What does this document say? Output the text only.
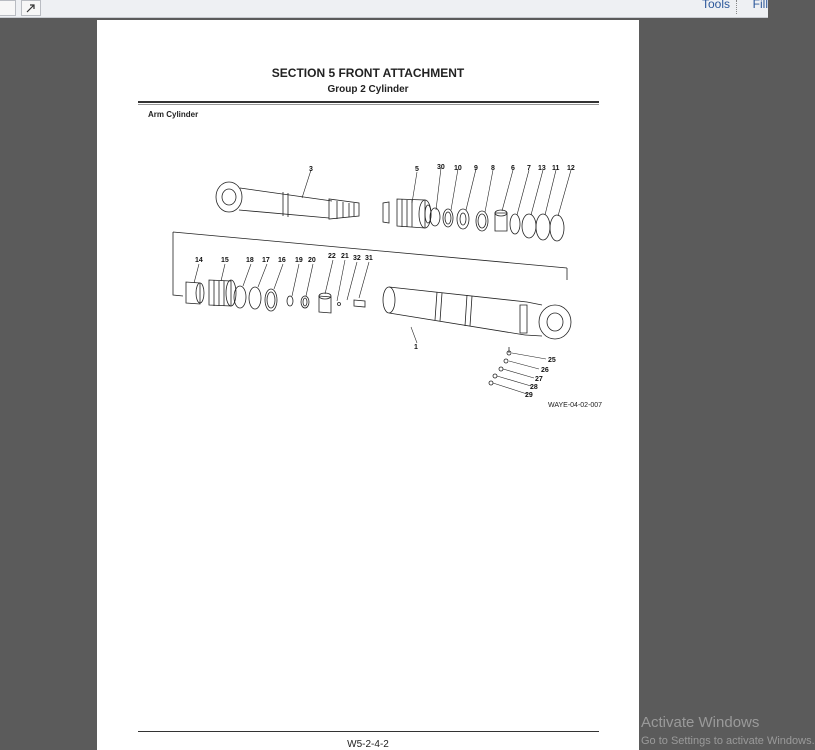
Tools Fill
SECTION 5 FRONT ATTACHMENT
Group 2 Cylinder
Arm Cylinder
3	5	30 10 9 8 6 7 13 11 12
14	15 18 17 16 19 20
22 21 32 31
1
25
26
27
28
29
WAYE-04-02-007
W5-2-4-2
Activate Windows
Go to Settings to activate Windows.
------------------------
DIRECTION » Using the records above, copy each line that contains "Windows".

TASK OUTPUT »
Activate Windows
Go to Settings to activate Windows.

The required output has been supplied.